◆ Text shown:
◆ ◆ ◆

7. I've tried to sell different things before, but discovered that it is not the job for me. I hate to ask someone to buy something that they can't afford, or don't need. When I sold rubber stamps, I was always telling my customers how to do stamping in the cheapest way and still come out with nice results.

I think that is enough. Glad they didn't ask for 10 things. I can't think of anymore.

I'm going to break the rules now and not tag anyone specifically. If you are reading my blog, and want to be tagged, I hear by tag you.

Three Little Froggies

We don't have any pet snakes in the house, but we do have some pet frogs. Three to be exact. The first one was given to Forest by his friend Julianna, who also adores all God's little creatures. She has a wonderful collection of "pets" found in the forest about her home. The frog she gave him was a real croaker at first, too much of a croaker for their house, so it came to our house. Thankfully, our house is bigger then theirs, and his croaking didn't last too many nights. He was really quite cute when he croaked. His little white throat would puff out like a balloon.

◆ ◆ ◆

◆ Material provided:
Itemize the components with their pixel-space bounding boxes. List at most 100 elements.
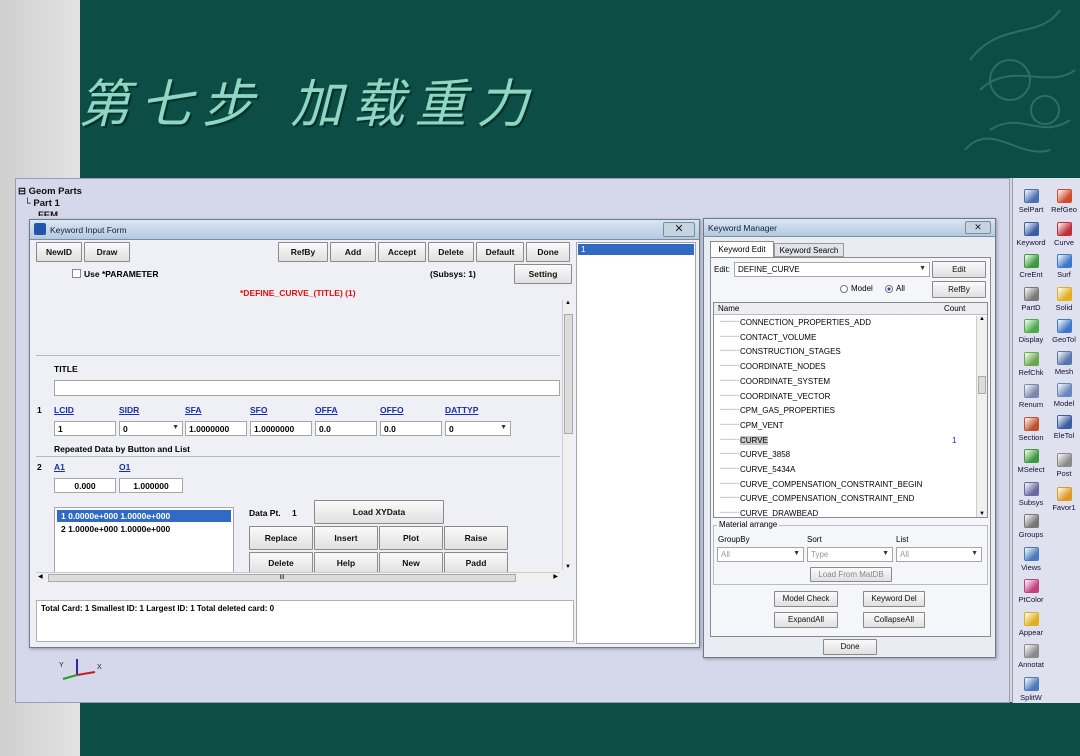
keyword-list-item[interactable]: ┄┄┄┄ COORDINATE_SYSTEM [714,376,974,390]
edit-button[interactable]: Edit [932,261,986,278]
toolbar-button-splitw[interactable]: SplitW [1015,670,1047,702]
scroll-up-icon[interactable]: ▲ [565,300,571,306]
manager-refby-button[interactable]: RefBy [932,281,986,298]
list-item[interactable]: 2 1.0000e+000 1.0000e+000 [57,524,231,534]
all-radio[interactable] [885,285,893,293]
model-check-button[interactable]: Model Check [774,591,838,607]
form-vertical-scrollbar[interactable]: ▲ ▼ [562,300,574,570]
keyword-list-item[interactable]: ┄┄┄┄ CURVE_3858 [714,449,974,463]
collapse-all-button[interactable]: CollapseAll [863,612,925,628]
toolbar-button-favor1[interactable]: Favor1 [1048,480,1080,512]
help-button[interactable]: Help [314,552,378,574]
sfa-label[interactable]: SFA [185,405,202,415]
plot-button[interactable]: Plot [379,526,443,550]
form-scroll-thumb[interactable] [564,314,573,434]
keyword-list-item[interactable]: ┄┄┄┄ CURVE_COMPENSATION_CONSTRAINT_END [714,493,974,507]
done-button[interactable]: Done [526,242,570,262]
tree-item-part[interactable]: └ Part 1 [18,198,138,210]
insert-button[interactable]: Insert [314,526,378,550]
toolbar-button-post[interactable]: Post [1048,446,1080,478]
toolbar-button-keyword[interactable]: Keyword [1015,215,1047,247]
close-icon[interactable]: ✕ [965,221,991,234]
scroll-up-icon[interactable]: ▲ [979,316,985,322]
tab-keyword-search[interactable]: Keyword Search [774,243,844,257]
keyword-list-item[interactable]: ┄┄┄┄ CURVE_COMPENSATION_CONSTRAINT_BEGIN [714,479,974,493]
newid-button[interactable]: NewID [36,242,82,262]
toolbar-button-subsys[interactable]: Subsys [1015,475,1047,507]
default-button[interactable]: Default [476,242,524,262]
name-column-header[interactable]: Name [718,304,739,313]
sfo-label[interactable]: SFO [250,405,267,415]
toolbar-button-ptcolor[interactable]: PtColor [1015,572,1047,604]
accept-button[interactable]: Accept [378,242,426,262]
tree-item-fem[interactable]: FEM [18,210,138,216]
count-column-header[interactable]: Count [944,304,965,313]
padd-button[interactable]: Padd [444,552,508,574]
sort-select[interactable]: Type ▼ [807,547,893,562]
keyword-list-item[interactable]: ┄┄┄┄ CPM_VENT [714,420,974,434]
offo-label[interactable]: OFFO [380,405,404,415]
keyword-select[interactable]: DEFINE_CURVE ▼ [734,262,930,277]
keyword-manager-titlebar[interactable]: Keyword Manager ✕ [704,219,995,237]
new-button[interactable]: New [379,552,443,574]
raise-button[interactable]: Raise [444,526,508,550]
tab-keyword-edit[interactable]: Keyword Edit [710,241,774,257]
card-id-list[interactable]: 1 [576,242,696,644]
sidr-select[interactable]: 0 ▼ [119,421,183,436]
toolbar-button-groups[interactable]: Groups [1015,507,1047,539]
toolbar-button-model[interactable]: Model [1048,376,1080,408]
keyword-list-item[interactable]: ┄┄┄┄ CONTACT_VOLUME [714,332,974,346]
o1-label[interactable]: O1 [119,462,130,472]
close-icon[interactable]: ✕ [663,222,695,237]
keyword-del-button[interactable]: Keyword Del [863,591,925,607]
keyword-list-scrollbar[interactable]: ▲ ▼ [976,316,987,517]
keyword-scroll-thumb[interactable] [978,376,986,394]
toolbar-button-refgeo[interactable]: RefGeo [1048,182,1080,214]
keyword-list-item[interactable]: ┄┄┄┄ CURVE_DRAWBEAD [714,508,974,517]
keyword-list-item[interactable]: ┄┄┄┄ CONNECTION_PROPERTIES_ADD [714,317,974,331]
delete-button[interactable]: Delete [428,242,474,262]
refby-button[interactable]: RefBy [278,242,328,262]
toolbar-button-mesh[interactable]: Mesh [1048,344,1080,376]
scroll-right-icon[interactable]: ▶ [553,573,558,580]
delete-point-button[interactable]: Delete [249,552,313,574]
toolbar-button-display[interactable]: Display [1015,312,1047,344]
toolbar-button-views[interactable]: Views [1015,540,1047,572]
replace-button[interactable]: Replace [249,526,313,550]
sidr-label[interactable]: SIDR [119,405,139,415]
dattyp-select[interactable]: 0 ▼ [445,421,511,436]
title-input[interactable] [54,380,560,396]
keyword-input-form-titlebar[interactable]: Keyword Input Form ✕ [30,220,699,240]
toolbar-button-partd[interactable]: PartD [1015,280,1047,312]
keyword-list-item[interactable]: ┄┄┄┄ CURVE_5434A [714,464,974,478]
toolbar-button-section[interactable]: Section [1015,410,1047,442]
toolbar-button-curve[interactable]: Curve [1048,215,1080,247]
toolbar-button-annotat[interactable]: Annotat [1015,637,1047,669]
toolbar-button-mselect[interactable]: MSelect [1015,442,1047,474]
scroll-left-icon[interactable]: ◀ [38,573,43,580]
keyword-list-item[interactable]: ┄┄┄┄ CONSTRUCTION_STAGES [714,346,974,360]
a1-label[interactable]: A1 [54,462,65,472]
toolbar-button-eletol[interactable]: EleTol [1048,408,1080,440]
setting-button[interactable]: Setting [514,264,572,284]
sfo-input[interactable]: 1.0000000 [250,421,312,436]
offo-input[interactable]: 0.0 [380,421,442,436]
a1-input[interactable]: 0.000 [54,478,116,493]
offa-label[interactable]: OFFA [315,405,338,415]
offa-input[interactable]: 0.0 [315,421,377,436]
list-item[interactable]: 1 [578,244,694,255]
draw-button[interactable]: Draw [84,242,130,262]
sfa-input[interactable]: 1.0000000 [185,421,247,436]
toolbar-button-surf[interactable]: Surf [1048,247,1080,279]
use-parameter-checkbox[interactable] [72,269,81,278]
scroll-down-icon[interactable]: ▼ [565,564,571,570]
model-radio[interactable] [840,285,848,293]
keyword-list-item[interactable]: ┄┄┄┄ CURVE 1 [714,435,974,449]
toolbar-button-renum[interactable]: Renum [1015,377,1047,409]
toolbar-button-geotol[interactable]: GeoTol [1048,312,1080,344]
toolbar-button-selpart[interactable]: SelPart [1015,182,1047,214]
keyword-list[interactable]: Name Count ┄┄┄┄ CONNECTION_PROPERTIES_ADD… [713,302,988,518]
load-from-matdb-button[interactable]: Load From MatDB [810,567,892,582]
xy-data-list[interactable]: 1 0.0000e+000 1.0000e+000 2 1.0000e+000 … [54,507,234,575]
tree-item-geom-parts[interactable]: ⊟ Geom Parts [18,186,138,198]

◆ ◆ ◆

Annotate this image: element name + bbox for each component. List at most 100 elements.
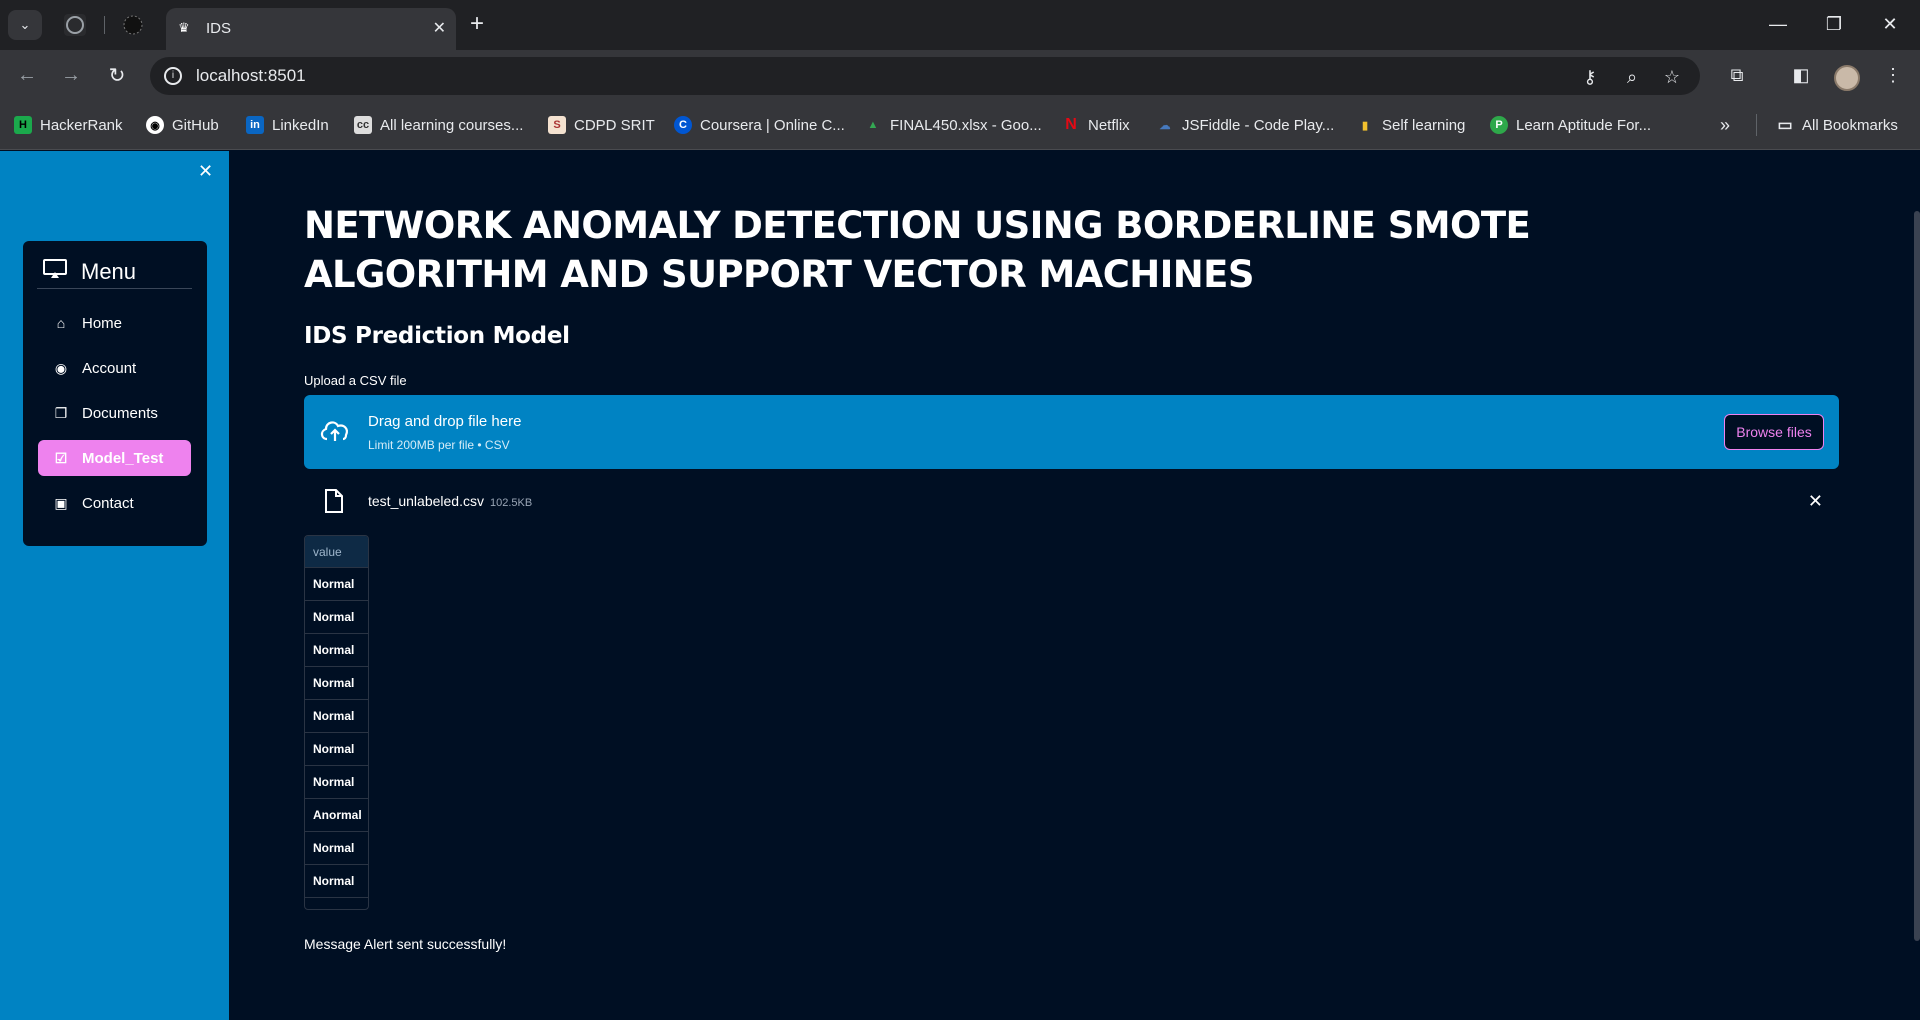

◆ ◆ ◆

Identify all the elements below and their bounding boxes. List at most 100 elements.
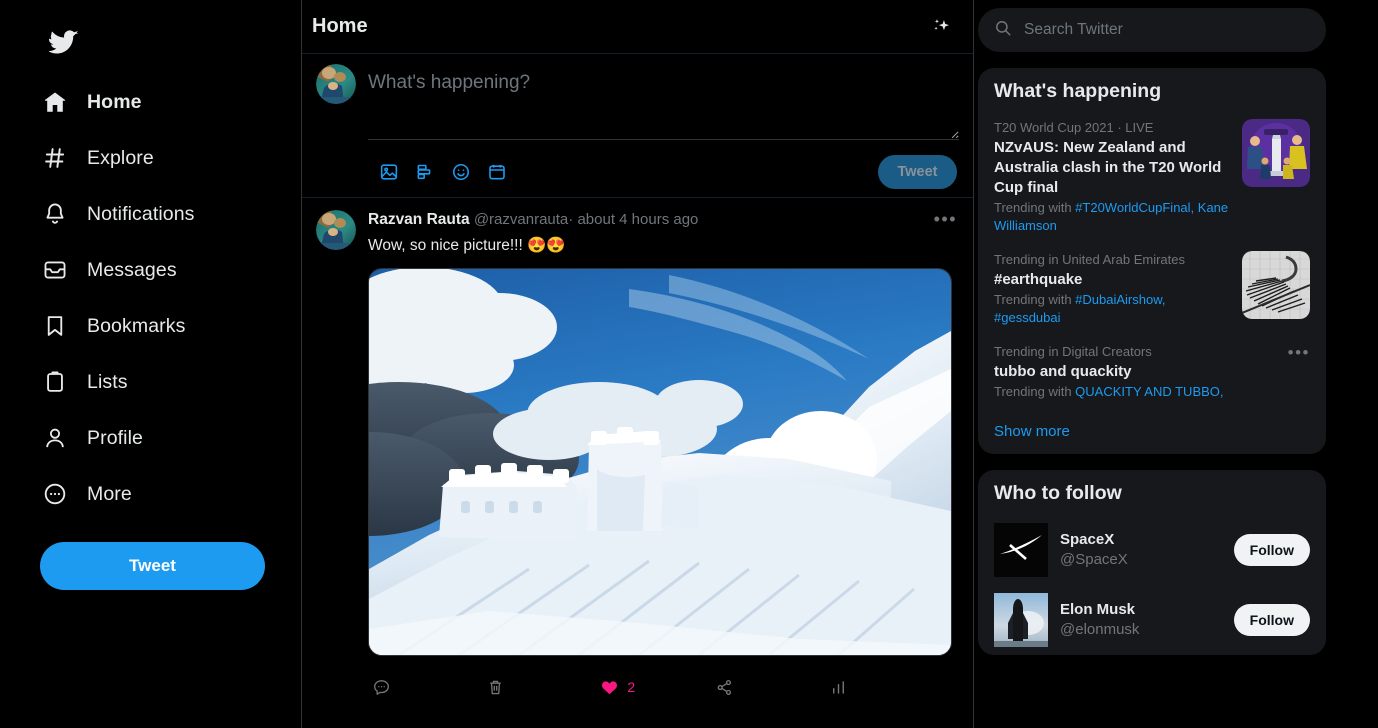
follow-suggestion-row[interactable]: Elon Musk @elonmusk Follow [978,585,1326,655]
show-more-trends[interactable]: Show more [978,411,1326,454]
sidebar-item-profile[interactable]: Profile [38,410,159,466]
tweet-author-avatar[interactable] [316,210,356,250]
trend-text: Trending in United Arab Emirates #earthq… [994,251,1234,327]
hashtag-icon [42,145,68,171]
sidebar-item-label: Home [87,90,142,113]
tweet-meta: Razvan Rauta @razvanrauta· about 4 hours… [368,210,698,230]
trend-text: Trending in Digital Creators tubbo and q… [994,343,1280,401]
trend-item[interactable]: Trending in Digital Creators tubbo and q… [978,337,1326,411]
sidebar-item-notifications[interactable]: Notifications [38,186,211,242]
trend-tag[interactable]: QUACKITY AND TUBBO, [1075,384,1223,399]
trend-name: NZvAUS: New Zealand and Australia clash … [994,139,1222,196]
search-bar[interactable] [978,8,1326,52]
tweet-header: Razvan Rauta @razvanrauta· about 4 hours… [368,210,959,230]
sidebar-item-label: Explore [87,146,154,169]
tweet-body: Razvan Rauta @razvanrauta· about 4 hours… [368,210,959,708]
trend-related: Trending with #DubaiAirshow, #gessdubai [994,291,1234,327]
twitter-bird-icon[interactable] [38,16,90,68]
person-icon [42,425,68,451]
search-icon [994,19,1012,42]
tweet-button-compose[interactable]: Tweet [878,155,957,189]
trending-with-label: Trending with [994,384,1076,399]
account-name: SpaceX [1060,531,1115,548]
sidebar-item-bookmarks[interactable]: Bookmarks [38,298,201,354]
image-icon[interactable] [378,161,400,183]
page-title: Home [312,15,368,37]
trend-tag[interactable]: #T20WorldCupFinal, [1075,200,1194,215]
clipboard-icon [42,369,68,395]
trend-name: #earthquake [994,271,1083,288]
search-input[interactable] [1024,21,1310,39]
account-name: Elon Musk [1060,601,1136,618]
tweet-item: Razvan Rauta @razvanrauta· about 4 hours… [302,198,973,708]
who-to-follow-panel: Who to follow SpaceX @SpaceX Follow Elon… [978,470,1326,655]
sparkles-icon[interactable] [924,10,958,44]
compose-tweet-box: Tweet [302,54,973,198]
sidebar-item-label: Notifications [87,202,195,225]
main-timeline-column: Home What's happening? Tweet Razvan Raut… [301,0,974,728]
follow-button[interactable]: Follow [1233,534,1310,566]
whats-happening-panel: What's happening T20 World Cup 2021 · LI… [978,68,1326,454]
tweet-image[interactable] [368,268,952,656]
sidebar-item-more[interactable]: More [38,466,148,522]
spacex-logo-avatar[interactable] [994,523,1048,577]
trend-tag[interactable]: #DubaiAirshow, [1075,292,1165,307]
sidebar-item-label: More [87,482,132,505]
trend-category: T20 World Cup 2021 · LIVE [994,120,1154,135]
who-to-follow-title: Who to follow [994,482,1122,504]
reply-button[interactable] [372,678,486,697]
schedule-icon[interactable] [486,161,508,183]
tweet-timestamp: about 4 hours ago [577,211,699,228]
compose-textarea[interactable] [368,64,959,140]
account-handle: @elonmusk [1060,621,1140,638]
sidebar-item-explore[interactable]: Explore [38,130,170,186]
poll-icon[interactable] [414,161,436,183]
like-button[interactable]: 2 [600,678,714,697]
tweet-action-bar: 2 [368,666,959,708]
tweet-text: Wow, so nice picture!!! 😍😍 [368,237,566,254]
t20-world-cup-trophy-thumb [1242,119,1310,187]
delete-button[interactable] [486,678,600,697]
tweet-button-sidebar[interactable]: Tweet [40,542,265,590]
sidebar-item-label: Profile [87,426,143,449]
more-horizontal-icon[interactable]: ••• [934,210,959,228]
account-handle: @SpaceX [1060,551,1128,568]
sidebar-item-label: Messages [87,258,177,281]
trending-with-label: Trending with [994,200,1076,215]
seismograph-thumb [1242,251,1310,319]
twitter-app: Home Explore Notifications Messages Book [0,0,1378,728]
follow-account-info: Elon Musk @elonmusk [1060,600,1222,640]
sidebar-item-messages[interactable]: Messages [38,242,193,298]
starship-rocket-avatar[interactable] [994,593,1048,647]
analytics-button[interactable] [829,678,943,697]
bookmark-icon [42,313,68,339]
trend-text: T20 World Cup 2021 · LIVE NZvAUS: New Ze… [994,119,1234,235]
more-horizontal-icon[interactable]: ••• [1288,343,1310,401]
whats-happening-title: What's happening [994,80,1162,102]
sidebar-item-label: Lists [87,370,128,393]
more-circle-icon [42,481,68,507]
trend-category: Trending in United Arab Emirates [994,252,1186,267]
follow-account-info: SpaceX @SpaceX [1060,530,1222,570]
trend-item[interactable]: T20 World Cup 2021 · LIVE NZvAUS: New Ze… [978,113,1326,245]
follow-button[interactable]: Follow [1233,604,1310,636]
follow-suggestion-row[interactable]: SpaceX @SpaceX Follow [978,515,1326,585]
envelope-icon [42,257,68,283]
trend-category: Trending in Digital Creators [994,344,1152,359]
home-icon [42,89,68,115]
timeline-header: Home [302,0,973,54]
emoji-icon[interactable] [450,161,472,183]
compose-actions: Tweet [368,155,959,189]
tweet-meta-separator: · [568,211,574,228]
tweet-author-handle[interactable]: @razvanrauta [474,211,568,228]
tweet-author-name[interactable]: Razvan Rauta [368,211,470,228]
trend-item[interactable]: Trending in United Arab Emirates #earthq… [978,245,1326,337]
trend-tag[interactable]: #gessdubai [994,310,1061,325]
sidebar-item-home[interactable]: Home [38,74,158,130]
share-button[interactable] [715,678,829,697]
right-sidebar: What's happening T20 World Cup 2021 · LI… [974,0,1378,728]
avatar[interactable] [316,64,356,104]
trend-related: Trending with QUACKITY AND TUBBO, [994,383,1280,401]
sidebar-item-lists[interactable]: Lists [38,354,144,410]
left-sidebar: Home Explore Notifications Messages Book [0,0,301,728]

◆ ◆ ◆

◆ What you need to do:
a) Translate this sentence from the blog excerpt about pet frogs into Spanish: "His little white throat would puff out like a balloon."
b) List each sentence in the paragraph of the blog excerpt about pet frogs that begins "I think that is enough."
c) Please resume the blog excerpt about pet frogs, starting right after its last sentence.

◆ Per-task outputs:
a) Su pequeña garganta blanca se inflaba como un globo.

b)
1. I think that is enough.
2. Glad they didn't ask for 10 things.
3. I can't think of anymore.

c)
Since then Forest has found two new froggie buddies on our property, and they joined "Croaker" in a larger tank. The tank has a rock, some moss, a floating boat, a stick going up, and a cardboard balcony that the kids wedged in between the two sides of glass. Amazingly, the frogs really like the balcony, and often one of the three will be sitting up there.

When Forest catches a fly for them, things get really exciting in the tank. He slips it in and quickly slams down the lid, lest a frog hop all the way out when he is jumping after a fly. As soon as the fly starts buzzing inside all three frogs are instantly alert. And within seconds one of them has propelled himself through the air and caught it before it even knew where it was. It is amazing how quick they are, quicker then the average house fly, which I think is incredibly quick. But then Forest is quicker then the average house fly now too, because he is catching quite a few every day to feed his hungry charges.

Tuesday, May 22, 2007

Messiah's Mansion

Last week we got to take a homeschool field trip through a full scale model of the sanctuary God told Moses to make out in the desert. Someone read the Biblical descriptions and made this full walk through model. Now it travels around the country to different places, and college students give tours through it, so you can see what it was probably like in the time of the Children of Israel. The walk through model is called Messiah's Mansion.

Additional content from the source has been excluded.